Entries with figure data:
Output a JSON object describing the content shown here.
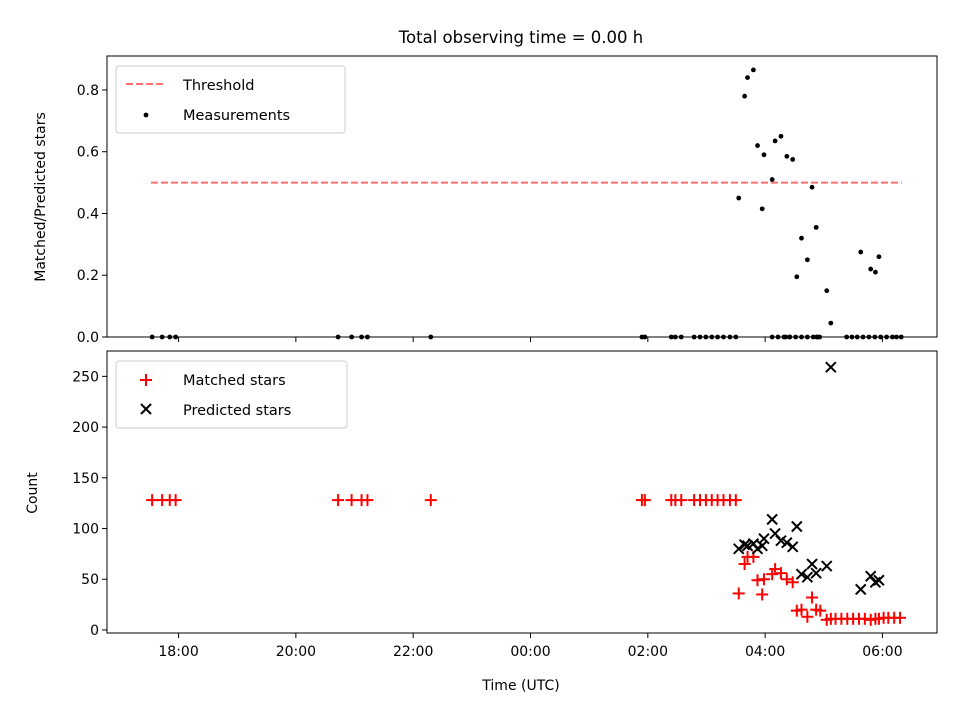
{
  "chart_data": [
    {
      "type": "scatter",
      "title": "Total observing time = 0.00 h",
      "xlabel": "",
      "ylabel": "Matched/Predicted stars",
      "xlim_hours": [
        16.78,
        30.93
      ],
      "ylim": [
        0,
        0.91
      ],
      "yticks": [
        0.0,
        0.2,
        0.4,
        0.6,
        0.8
      ],
      "ytick_labels": [
        "0.0",
        "0.2",
        "0.4",
        "0.6",
        "0.8"
      ],
      "legend_position": "upper-left",
      "grid": false,
      "threshold": {
        "name": "Threshold",
        "value": 0.5,
        "x_range_hours": [
          17.53,
          30.33
        ],
        "color": "#ff7070"
      },
      "series": [
        {
          "name": "Measurements",
          "marker": "dot",
          "color": "#000000",
          "points": [
            [
              17.55,
              0.0
            ],
            [
              17.72,
              0.0
            ],
            [
              17.85,
              0.0
            ],
            [
              17.95,
              0.0
            ],
            [
              20.72,
              0.0
            ],
            [
              20.95,
              0.0
            ],
            [
              21.12,
              0.0
            ],
            [
              21.22,
              0.0
            ],
            [
              22.3,
              0.0
            ],
            [
              28.35,
              0.0
            ],
            [
              28.42,
              0.0
            ],
            [
              28.88,
              0.0
            ],
            [
              28.93,
              0.0
            ],
            [
              29.39,
              0.0
            ],
            [
              29.48,
              0.0
            ],
            [
              29.57,
              0.0
            ],
            [
              29.67,
              0.0
            ],
            [
              29.77,
              0.0
            ],
            [
              29.87,
              0.0
            ],
            [
              29.97,
              0.0
            ],
            [
              30.07,
              0.0
            ],
            [
              30.17,
              0.0
            ],
            [
              30.24,
              0.0
            ],
            [
              30.32,
              0.0
            ],
            [
              28.12,
              0.0
            ],
            [
              28.22,
              0.0
            ],
            [
              28.32,
              0.0
            ],
            [
              28.42,
              0.0
            ],
            [
              28.52,
              0.0
            ],
            [
              28.62,
              0.0
            ],
            [
              28.72,
              0.0
            ],
            [
              28.82,
              0.0
            ],
            [
              28.9,
              0.0
            ],
            [
              25.9,
              0.0
            ],
            [
              25.95,
              0.0
            ],
            [
              26.4,
              0.0
            ],
            [
              26.47,
              0.0
            ],
            [
              26.57,
              0.0
            ],
            [
              26.79,
              0.0
            ],
            [
              26.89,
              0.0
            ],
            [
              26.99,
              0.0
            ],
            [
              27.09,
              0.0
            ],
            [
              27.19,
              0.0
            ],
            [
              27.29,
              0.0
            ],
            [
              27.4,
              0.0
            ],
            [
              27.5,
              0.0
            ],
            [
              27.55,
              0.45
            ],
            [
              27.65,
              0.78
            ],
            [
              27.7,
              0.84
            ],
            [
              27.8,
              0.865
            ],
            [
              27.87,
              0.62
            ],
            [
              27.95,
              0.415
            ],
            [
              27.98,
              0.59
            ],
            [
              28.12,
              0.51
            ],
            [
              28.17,
              0.635
            ],
            [
              28.27,
              0.65
            ],
            [
              28.37,
              0.585
            ],
            [
              28.47,
              0.575
            ],
            [
              28.54,
              0.195
            ],
            [
              28.62,
              0.32
            ],
            [
              28.72,
              0.25
            ],
            [
              28.8,
              0.485
            ],
            [
              28.87,
              0.355
            ],
            [
              29.05,
              0.15
            ],
            [
              29.12,
              0.045
            ],
            [
              29.63,
              0.275
            ],
            [
              29.8,
              0.22
            ],
            [
              29.88,
              0.21
            ],
            [
              29.94,
              0.26
            ]
          ]
        }
      ]
    },
    {
      "type": "scatter",
      "title": "",
      "xlabel": "Time (UTC)",
      "ylabel": "Count",
      "xlim_hours": [
        16.78,
        30.93
      ],
      "ylim": [
        -3,
        275
      ],
      "yticks": [
        0,
        50,
        100,
        150,
        200,
        250
      ],
      "ytick_labels": [
        "0",
        "50",
        "100",
        "150",
        "200",
        "250"
      ],
      "xticks_hours": [
        18,
        20,
        22,
        24,
        26,
        28,
        30
      ],
      "xtick_labels": [
        "18:00",
        "20:00",
        "22:00",
        "00:00",
        "02:00",
        "04:00",
        "06:00"
      ],
      "legend_position": "upper-left",
      "grid": false,
      "series": [
        {
          "name": "Matched stars",
          "marker": "plus",
          "color": "#ff0000",
          "points": [
            [
              17.55,
              128
            ],
            [
              17.72,
              128
            ],
            [
              17.85,
              128
            ],
            [
              17.95,
              128
            ],
            [
              20.72,
              128
            ],
            [
              20.95,
              128
            ],
            [
              21.12,
              128
            ],
            [
              21.22,
              128
            ],
            [
              22.3,
              128
            ],
            [
              25.9,
              128
            ],
            [
              25.95,
              128
            ],
            [
              26.4,
              128
            ],
            [
              26.47,
              128
            ],
            [
              26.57,
              128
            ],
            [
              26.79,
              128
            ],
            [
              26.89,
              128
            ],
            [
              26.99,
              128
            ],
            [
              27.09,
              128
            ],
            [
              27.19,
              128
            ],
            [
              27.29,
              128
            ],
            [
              27.4,
              128
            ],
            [
              27.5,
              128
            ],
            [
              27.55,
              36
            ],
            [
              27.65,
              65
            ],
            [
              27.7,
              72
            ],
            [
              27.8,
              72
            ],
            [
              27.87,
              49
            ],
            [
              27.95,
              35
            ],
            [
              27.98,
              50
            ],
            [
              28.12,
              55
            ],
            [
              28.17,
              60
            ],
            [
              28.27,
              56
            ],
            [
              28.37,
              50
            ],
            [
              28.47,
              47
            ],
            [
              28.54,
              19
            ],
            [
              28.62,
              20
            ],
            [
              28.72,
              13
            ],
            [
              28.8,
              32
            ],
            [
              28.87,
              20
            ],
            [
              28.94,
              19
            ],
            [
              29.05,
              10
            ],
            [
              29.12,
              11
            ],
            [
              29.2,
              11
            ],
            [
              29.3,
              11
            ],
            [
              29.4,
              11
            ],
            [
              29.5,
              11
            ],
            [
              29.6,
              11
            ],
            [
              29.7,
              11
            ],
            [
              29.8,
              10
            ],
            [
              29.88,
              11
            ],
            [
              29.94,
              11
            ],
            [
              30.02,
              12
            ],
            [
              30.1,
              12
            ],
            [
              30.2,
              12
            ],
            [
              30.3,
              12
            ]
          ]
        },
        {
          "name": "Predicted stars",
          "marker": "x",
          "color": "#000000",
          "points": [
            [
              27.55,
              80
            ],
            [
              27.65,
              84
            ],
            [
              27.7,
              83
            ],
            [
              27.8,
              85
            ],
            [
              27.87,
              80
            ],
            [
              27.95,
              83
            ],
            [
              27.98,
              90
            ],
            [
              28.12,
              109
            ],
            [
              28.17,
              95
            ],
            [
              28.27,
              88
            ],
            [
              28.37,
              86
            ],
            [
              28.47,
              82
            ],
            [
              28.54,
              102
            ],
            [
              28.62,
              55
            ],
            [
              28.72,
              52
            ],
            [
              28.8,
              65
            ],
            [
              28.87,
              56
            ],
            [
              29.05,
              63
            ],
            [
              29.12,
              259
            ],
            [
              29.63,
              40
            ],
            [
              29.8,
              53
            ],
            [
              29.88,
              47
            ],
            [
              29.94,
              49
            ]
          ]
        }
      ]
    }
  ]
}
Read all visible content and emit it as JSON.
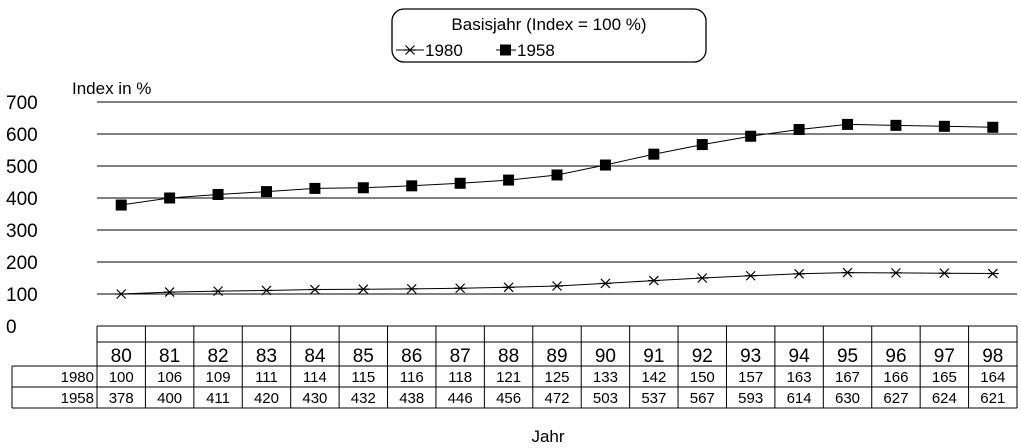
{
  "chart_data": {
    "type": "line",
    "title": "",
    "legend": {
      "title": "Basisjahr (Index = 100 %)",
      "placement": "top-center",
      "entries": [
        "1980",
        "1958"
      ]
    },
    "ylabel": "Index in %",
    "xlabel": "Jahr",
    "ylim": [
      0,
      700
    ],
    "yticks": [
      0,
      100,
      200,
      300,
      400,
      500,
      600,
      700
    ],
    "grid": true,
    "categories": [
      "80",
      "81",
      "82",
      "83",
      "84",
      "85",
      "86",
      "87",
      "88",
      "89",
      "90",
      "91",
      "92",
      "93",
      "94",
      "95",
      "96",
      "97",
      "98"
    ],
    "series": [
      {
        "name": "1980",
        "marker": "star",
        "values": [
          100,
          106,
          109,
          111,
          114,
          115,
          116,
          118,
          121,
          125,
          133,
          142,
          150,
          157,
          163,
          167,
          166,
          165,
          164
        ]
      },
      {
        "name": "1958",
        "marker": "square",
        "values": [
          378,
          400,
          411,
          420,
          430,
          432,
          438,
          446,
          456,
          472,
          503,
          537,
          567,
          593,
          614,
          630,
          627,
          624,
          621
        ]
      }
    ],
    "table": {
      "rows": [
        {
          "label": "1980",
          "series_index": 0
        },
        {
          "label": "1958",
          "series_index": 1
        }
      ]
    }
  }
}
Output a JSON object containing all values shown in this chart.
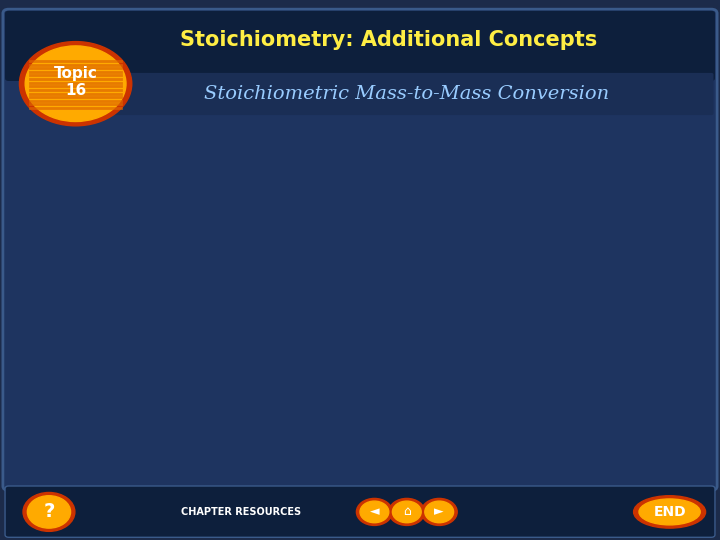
{
  "bg_outer": "#1c2b4a",
  "bg_slide": "#1e3460",
  "bg_header_top": "#0d1f3c",
  "bg_subtitle_bar": "#1a2e55",
  "header_title": "Stoichiometry: Additional Concepts",
  "subtitle": "Stoichiometric Mass-to-Mass Conversion",
  "topic_text": "Topic\n16",
  "header_text_color": "#ffee44",
  "subtitle_color": "#99ccff",
  "body_text_color": "#ffffff",
  "border_color": "#3a5a8a",
  "orange_dark": "#cc3300",
  "orange_mid": "#dd6600",
  "orange_light": "#ffaa00",
  "footer_bg": "#0d1f3c"
}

> **Instructions for the task**:
Copy each line of the listing that holds the word "Matched".

> **Exercise output**:
      "ylabel": "Matched/Predicted stars",
          "name": "Matched stars",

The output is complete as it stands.